§ **INSTRUCTIONS TO FOLLOW**
For every line in the records that has the word "diameter", make a copy.

§ **ENTRIES**
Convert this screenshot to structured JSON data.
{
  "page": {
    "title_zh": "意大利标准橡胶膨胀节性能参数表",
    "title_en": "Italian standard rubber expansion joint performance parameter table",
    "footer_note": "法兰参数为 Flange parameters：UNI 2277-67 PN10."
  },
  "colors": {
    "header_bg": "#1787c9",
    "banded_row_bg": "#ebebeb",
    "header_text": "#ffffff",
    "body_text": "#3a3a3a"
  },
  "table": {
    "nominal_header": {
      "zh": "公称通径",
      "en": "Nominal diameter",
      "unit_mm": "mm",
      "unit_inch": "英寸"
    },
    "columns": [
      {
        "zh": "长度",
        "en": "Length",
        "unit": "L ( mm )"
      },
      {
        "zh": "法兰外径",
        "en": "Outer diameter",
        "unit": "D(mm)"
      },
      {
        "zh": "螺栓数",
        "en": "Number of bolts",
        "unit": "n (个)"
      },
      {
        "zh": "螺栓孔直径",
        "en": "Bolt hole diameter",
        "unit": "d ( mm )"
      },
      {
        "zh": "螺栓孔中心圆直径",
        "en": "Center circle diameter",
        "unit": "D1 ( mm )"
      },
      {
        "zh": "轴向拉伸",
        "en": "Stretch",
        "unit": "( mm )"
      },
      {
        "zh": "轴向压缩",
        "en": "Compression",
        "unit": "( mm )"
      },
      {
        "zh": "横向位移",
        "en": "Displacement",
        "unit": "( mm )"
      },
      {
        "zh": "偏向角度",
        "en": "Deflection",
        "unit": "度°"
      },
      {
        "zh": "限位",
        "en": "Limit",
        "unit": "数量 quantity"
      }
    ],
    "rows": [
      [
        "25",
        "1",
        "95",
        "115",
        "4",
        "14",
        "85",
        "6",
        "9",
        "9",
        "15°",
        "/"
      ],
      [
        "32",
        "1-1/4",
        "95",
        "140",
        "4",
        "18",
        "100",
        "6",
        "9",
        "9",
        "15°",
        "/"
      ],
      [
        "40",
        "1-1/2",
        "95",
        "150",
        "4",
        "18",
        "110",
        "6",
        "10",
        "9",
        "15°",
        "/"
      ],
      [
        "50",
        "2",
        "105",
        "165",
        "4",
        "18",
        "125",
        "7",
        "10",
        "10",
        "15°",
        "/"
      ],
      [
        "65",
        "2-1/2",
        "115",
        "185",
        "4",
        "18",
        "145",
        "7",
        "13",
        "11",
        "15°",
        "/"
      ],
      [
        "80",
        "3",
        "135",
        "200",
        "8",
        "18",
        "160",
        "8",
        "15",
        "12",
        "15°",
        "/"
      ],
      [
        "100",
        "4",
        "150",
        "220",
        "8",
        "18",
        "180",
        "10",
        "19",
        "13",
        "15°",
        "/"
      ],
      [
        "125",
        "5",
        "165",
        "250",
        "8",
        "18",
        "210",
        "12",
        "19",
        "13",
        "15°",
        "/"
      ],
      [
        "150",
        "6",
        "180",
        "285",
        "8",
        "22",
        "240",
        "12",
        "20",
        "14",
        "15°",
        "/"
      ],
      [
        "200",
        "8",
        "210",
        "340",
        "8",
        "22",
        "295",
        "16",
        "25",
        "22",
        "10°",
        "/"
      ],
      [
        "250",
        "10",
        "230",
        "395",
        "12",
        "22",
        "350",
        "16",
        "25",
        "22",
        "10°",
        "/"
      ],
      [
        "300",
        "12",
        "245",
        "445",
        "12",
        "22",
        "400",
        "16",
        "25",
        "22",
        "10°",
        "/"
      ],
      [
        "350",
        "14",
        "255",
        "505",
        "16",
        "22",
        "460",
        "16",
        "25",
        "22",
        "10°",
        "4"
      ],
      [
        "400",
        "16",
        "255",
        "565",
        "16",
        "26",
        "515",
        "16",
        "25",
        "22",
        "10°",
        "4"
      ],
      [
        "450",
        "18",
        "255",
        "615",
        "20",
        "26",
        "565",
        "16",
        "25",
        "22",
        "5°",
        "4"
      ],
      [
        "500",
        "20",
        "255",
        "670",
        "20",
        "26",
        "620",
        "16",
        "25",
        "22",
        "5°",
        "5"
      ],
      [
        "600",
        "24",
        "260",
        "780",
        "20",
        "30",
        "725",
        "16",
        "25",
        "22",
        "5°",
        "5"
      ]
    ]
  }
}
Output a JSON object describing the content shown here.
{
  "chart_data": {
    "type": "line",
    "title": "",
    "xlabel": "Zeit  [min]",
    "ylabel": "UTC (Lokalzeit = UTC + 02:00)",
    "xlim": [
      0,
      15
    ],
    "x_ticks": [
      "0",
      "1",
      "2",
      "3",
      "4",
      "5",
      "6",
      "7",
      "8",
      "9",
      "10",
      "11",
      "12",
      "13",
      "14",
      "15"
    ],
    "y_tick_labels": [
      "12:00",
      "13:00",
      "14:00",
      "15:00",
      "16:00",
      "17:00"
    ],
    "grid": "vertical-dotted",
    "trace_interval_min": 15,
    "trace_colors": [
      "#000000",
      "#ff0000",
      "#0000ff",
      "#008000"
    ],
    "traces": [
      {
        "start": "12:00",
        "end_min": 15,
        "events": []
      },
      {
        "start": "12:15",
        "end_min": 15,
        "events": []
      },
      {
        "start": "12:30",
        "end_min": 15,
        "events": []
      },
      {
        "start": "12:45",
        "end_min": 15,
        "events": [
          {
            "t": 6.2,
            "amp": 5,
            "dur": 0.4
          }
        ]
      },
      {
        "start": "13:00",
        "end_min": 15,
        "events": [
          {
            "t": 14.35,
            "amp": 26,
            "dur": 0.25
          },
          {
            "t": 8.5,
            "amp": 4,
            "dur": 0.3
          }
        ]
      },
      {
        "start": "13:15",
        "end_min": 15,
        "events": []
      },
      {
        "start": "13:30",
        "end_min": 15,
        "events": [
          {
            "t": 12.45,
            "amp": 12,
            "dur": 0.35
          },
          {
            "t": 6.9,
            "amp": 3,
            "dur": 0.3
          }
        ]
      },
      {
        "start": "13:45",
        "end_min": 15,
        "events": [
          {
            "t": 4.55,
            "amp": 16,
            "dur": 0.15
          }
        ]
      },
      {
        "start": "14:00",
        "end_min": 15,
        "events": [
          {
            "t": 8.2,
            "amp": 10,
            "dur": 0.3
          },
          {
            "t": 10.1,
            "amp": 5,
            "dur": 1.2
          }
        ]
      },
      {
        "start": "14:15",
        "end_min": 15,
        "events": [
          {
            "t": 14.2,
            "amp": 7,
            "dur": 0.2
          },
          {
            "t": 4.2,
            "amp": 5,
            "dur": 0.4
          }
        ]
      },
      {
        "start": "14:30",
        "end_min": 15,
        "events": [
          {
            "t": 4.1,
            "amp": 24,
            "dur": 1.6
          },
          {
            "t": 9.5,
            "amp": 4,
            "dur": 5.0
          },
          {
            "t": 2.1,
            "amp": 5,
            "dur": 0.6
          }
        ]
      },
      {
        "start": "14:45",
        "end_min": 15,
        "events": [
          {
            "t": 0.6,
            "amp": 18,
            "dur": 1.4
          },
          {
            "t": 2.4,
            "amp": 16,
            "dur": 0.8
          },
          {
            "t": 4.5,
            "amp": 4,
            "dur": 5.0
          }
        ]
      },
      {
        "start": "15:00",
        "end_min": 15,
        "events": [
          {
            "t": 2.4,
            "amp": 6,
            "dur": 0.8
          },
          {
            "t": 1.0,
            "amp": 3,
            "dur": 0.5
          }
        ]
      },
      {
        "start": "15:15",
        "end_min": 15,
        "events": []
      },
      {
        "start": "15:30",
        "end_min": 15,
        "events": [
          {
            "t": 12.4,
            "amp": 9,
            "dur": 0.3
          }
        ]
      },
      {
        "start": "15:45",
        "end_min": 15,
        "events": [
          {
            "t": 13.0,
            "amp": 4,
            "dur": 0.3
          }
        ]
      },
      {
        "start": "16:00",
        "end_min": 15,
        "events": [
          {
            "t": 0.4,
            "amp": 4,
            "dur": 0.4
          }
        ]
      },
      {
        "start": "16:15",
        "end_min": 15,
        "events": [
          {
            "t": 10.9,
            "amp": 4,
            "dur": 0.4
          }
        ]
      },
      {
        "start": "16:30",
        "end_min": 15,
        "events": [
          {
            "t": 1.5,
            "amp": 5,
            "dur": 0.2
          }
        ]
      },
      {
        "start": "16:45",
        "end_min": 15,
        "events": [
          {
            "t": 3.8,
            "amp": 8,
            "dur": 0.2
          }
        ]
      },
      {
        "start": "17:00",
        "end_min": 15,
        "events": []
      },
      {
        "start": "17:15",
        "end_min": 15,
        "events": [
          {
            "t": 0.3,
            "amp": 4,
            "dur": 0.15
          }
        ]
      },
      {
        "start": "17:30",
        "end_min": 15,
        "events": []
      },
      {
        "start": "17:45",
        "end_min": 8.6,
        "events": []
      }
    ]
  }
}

§ **SOLUTION FOR THIS PROBLEM**
      "en": "Nominal diameter",
        "en": "Outer diameter",
        "en": "Bolt hole diameter",
        "en": "Center circle diameter",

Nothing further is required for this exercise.